#### MATERIAL FOR THIS TASK:
━━━━━━━━

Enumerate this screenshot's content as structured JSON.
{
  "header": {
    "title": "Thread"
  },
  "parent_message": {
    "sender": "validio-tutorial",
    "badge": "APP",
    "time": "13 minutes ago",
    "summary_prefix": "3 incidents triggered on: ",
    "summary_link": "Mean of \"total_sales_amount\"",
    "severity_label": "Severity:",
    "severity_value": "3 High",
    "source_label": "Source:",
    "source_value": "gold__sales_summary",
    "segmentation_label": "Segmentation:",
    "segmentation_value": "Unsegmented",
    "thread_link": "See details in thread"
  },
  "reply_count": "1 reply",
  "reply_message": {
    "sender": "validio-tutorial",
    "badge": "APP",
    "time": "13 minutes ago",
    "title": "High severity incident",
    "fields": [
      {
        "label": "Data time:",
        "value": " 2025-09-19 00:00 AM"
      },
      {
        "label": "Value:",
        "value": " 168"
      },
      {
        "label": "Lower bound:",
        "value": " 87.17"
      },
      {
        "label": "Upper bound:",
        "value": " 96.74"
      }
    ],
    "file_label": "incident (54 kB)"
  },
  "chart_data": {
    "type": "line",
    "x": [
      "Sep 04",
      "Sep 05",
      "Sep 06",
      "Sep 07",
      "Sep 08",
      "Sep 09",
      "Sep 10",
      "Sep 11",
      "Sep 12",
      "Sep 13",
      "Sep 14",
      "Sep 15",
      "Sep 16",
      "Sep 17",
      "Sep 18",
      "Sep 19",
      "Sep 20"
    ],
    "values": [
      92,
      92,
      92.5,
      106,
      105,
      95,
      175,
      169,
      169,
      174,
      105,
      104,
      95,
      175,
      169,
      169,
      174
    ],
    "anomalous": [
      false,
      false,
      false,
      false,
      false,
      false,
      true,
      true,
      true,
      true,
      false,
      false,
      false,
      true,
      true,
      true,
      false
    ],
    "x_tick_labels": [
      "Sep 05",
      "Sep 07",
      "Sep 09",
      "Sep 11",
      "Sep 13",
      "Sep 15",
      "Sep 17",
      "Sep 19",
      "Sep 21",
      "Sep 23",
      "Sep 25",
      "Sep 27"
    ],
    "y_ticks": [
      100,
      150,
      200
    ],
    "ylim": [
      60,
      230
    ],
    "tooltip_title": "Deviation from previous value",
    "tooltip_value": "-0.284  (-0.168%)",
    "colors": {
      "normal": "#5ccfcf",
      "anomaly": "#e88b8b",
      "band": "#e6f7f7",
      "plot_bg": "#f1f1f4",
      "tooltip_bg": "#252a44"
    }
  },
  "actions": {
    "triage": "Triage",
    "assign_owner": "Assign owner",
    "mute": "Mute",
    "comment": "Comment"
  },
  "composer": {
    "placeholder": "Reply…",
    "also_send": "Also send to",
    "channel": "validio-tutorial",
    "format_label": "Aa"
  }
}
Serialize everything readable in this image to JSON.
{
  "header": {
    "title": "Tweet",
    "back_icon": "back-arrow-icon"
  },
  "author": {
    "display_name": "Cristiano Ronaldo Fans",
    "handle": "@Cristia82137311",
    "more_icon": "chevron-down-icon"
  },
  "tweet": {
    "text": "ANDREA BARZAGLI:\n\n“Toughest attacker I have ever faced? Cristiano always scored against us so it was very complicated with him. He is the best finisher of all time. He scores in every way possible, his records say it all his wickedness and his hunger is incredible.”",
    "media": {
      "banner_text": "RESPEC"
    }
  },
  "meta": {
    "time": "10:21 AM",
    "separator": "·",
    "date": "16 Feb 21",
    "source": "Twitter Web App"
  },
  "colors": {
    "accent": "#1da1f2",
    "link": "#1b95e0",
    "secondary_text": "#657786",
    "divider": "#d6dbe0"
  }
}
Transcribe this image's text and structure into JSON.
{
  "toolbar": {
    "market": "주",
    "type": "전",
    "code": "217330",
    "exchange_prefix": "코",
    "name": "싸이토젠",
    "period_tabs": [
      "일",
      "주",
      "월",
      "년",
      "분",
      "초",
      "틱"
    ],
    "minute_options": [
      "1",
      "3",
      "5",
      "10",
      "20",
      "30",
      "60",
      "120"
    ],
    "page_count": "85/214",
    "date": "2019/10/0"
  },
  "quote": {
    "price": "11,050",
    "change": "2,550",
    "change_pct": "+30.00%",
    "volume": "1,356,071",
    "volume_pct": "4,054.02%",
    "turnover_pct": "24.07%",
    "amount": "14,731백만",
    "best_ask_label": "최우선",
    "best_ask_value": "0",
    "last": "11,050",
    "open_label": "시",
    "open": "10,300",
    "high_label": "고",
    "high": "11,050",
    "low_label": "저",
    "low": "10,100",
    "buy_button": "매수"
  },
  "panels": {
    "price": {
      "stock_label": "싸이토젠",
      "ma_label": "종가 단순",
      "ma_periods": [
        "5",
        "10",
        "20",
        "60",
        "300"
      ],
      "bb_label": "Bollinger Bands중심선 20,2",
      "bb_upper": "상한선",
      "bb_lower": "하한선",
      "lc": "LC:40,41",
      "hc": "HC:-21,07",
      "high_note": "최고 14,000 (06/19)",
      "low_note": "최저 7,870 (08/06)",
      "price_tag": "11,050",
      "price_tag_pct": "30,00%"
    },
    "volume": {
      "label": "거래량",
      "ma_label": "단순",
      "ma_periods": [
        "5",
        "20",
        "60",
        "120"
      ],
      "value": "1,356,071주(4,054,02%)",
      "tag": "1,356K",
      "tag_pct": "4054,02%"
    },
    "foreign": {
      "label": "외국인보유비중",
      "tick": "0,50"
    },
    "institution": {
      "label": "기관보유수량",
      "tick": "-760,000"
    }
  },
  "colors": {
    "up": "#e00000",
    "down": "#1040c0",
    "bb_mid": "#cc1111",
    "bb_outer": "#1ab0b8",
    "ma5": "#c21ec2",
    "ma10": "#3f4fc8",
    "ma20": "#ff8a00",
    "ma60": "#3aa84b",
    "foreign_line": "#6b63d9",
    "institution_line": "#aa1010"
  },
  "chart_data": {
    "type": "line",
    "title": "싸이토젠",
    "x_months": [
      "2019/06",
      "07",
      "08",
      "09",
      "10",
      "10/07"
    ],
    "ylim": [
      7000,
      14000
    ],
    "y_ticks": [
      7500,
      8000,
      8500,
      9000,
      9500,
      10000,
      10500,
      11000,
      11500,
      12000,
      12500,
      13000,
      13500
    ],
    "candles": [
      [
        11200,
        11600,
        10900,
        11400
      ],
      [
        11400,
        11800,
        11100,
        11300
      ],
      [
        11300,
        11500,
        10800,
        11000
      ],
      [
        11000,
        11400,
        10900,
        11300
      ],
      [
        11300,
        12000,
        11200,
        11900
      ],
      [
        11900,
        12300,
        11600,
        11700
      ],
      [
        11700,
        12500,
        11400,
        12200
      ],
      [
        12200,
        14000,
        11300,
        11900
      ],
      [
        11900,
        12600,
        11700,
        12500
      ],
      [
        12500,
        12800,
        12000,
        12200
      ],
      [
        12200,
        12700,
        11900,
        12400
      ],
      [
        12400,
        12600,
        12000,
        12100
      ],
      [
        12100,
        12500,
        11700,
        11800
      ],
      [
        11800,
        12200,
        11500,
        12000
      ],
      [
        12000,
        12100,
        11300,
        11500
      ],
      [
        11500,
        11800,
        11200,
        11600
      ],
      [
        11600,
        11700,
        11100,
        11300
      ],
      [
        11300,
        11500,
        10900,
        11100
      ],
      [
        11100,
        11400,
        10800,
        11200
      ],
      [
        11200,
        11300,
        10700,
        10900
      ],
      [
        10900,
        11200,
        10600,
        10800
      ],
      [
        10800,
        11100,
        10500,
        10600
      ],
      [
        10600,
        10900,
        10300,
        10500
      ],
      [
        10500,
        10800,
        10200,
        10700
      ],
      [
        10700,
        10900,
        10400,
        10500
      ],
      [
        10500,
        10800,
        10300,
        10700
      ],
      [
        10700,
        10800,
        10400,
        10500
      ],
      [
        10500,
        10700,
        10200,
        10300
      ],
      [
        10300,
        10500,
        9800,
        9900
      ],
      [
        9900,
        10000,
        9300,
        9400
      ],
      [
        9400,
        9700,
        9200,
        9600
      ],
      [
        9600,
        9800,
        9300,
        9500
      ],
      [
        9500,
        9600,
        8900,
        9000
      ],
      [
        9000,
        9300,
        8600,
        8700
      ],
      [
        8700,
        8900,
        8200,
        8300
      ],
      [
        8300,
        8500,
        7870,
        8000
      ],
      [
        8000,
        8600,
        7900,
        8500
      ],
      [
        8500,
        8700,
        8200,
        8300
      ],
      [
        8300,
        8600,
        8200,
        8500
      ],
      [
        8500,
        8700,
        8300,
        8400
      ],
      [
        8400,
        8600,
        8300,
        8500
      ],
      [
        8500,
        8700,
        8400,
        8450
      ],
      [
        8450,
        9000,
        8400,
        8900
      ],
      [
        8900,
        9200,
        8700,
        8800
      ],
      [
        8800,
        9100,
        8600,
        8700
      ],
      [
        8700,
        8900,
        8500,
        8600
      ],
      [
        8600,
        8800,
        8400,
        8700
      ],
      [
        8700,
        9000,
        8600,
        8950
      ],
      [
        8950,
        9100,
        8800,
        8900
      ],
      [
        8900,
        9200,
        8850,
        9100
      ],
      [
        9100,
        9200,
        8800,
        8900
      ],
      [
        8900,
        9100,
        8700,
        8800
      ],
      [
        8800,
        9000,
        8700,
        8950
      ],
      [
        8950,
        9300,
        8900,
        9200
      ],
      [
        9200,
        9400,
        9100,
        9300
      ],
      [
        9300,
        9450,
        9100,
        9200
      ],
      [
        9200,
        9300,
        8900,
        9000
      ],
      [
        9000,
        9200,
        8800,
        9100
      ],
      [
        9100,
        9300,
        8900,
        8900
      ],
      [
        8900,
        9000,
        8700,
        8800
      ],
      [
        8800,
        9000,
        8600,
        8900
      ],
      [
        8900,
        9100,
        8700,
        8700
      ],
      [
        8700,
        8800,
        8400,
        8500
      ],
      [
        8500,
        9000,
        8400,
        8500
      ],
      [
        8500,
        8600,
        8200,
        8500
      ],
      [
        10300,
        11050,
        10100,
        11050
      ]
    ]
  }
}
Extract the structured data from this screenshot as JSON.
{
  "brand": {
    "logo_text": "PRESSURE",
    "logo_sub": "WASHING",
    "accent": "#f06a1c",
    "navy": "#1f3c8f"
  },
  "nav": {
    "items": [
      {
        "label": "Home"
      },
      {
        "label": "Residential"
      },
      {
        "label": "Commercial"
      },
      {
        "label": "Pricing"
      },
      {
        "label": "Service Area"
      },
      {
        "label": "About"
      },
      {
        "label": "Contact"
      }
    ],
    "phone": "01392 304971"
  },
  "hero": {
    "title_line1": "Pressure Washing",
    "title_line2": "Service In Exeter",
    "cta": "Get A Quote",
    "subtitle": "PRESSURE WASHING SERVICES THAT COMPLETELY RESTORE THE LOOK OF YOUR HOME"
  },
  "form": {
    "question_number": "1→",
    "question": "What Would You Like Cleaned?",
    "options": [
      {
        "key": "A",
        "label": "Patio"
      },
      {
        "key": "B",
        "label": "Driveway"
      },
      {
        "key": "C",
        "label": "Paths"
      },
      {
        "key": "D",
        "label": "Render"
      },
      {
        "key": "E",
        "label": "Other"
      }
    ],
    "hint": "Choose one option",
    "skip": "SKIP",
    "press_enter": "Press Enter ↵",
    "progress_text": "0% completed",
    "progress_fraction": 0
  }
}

━━━━━━━━

#### WHAT YOU HAVE TO DO:
From the data above, gather every line that includes the word "time".

#### CORRECT RESPONSE:
    "time": "13 minutes ago",
    "time": "13 minutes ago",
        "label": "Data time:",
    "text": "ANDREA BARZAGLI:\n\n“Toughest attacker I have ever faced? Cristiano always scored against us so it was very complicated with him. He is the best finisher of all time. He scores in every way possible, his records say it all his wickedness and his hunger is incredible.”",
    "time": "10:21 AM",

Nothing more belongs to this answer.